WHAT YOU ARE ASKED TO DO:
In your copy, reproduce each entry exactly and leave out the pictures.

===== THE RECORDS

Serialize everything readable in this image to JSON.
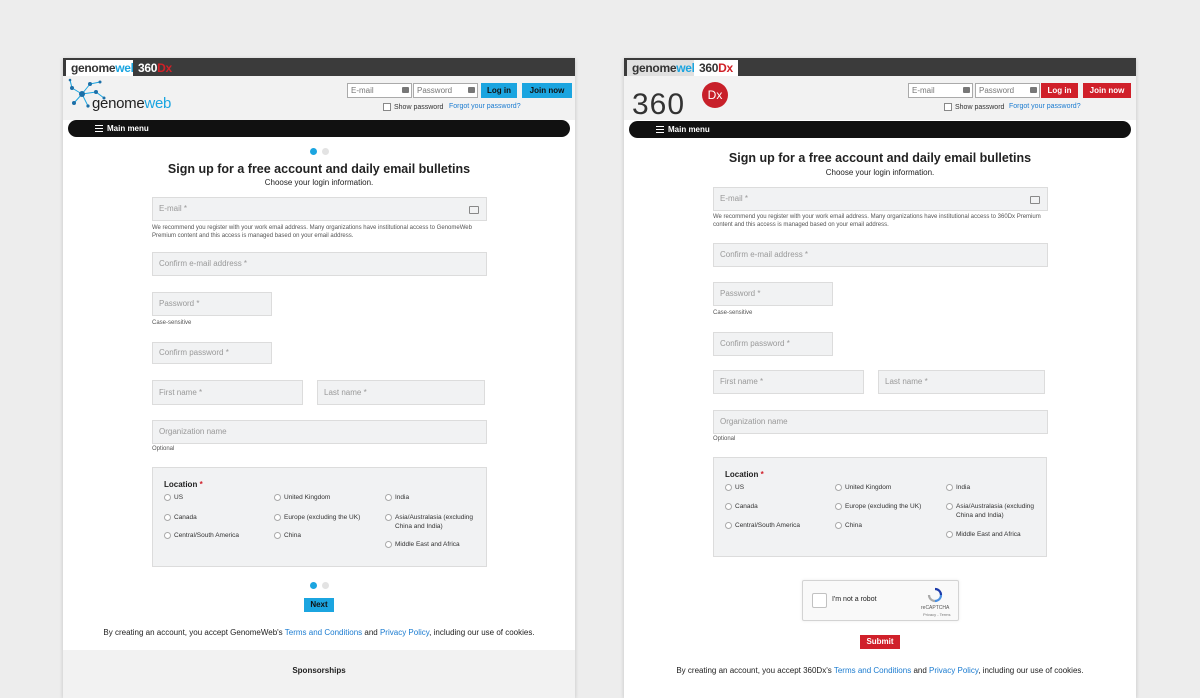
{
  "tabs": {
    "gw_a": "genome",
    "gw_b": "web",
    "dx_a": "360",
    "dx_b": "Dx"
  },
  "logos": {
    "gw_a": "genome",
    "gw_b": "web",
    "dx_num": "360",
    "dx_badge": "Dx"
  },
  "login": {
    "email_placeholder": "E-mail",
    "password_placeholder": "Password",
    "login_label": "Log in",
    "join_label": "Join now",
    "show_password": "Show password",
    "forgot": "Forgot your password?"
  },
  "menu": {
    "label": "Main menu"
  },
  "form": {
    "title": "Sign up for a free account and daily email bulletins",
    "subtitle": "Choose your login information.",
    "email": "E-mail *",
    "email_help_gw": "We recommend you register with your work email address. Many organizations have institutional access to GenomeWeb Premium content and this access is managed based on your email address.",
    "email_help_dx": "We recommend you register with your work email address. Many organizations have institutional access to 360Dx Premium content and this access is managed based on your email address.",
    "confirm_email": "Confirm e-mail address *",
    "password": "Password *",
    "case_sensitive": "Case-sensitive",
    "confirm_password": "Confirm password *",
    "first_name": "First name *",
    "last_name": "Last name *",
    "organization": "Organization name",
    "optional": "Optional",
    "location_title": "Location",
    "required_mark": "*",
    "locations": [
      "US",
      "United Kingdom",
      "India",
      "Canada",
      "Europe (excluding the UK)",
      "Asia/Australasia (excluding China and India)",
      "Central/South America",
      "China",
      "Middle East and Africa"
    ]
  },
  "actions": {
    "next": "Next",
    "submit": "Submit"
  },
  "captcha": {
    "label": "I'm not a robot",
    "brand": "reCAPTCHA",
    "links": "Privacy - Terms"
  },
  "footer": {
    "prefix_gw": "By creating an account, you accept GenomeWeb's",
    "prefix_dx": "By creating an account, you accept 360Dx's",
    "terms": "Terms and Conditions",
    "and": "and",
    "privacy": "Privacy Policy",
    "suffix": ", including our use of cookies.",
    "sponsorships": "Sponsorships"
  },
  "colors": {
    "gw_accent": "#1ba5e0",
    "dx_accent": "#d0202a",
    "link": "#1a7bd0"
  }
}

==========

REPLY TO THE EXERCISE:
Serialize everything readable in this image to JSON.
{
  "tabs": {
    "gw_a": "genome",
    "gw_b": "web",
    "dx_a": "360",
    "dx_b": "Dx"
  },
  "logos": {
    "gw_a": "genome",
    "gw_b": "web",
    "dx_num": "360",
    "dx_badge": "Dx"
  },
  "login": {
    "email_placeholder": "E-mail",
    "password_placeholder": "Password",
    "login_label": "Log in",
    "join_label": "Join now",
    "show_password": "Show password",
    "forgot": "Forgot your password?"
  },
  "menu": {
    "label": "Main menu"
  },
  "form": {
    "title": "Sign up for a free account and daily email bulletins",
    "subtitle": "Choose your login information.",
    "email": "E-mail *",
    "email_help_gw": "We recommend you register with your work email address. Many organizations have institutional access to GenomeWeb Premium content and this access is managed based on your email address.",
    "email_help_dx": "We recommend you register with your work email address. Many organizations have institutional access to 360Dx Premium content and this access is managed based on your email address.",
    "confirm_email": "Confirm e-mail address *",
    "password": "Password *",
    "case_sensitive": "Case-sensitive",
    "confirm_password": "Confirm password *",
    "first_name": "First name *",
    "last_name": "Last name *",
    "organization": "Organization name",
    "optional": "Optional",
    "location_title": "Location",
    "required_mark": "*",
    "locations": [
      "US",
      "United Kingdom",
      "India",
      "Canada",
      "Europe (excluding the UK)",
      "Asia/Australasia (excluding China and India)",
      "Central/South America",
      "China",
      "Middle East and Africa"
    ]
  },
  "actions": {
    "next": "Next",
    "submit": "Submit"
  },
  "captcha": {
    "label": "I'm not a robot",
    "brand": "reCAPTCHA",
    "links": "Privacy - Terms"
  },
  "footer": {
    "prefix_gw": "By creating an account, you accept GenomeWeb's",
    "prefix_dx": "By creating an account, you accept 360Dx's",
    "terms": "Terms and Conditions",
    "and": "and",
    "privacy": "Privacy Policy",
    "suffix": ", including our use of cookies.",
    "sponsorships": "Sponsorships"
  },
  "colors": {
    "gw_accent": "#1ba5e0",
    "dx_accent": "#d0202a",
    "link": "#1a7bd0"
  }
}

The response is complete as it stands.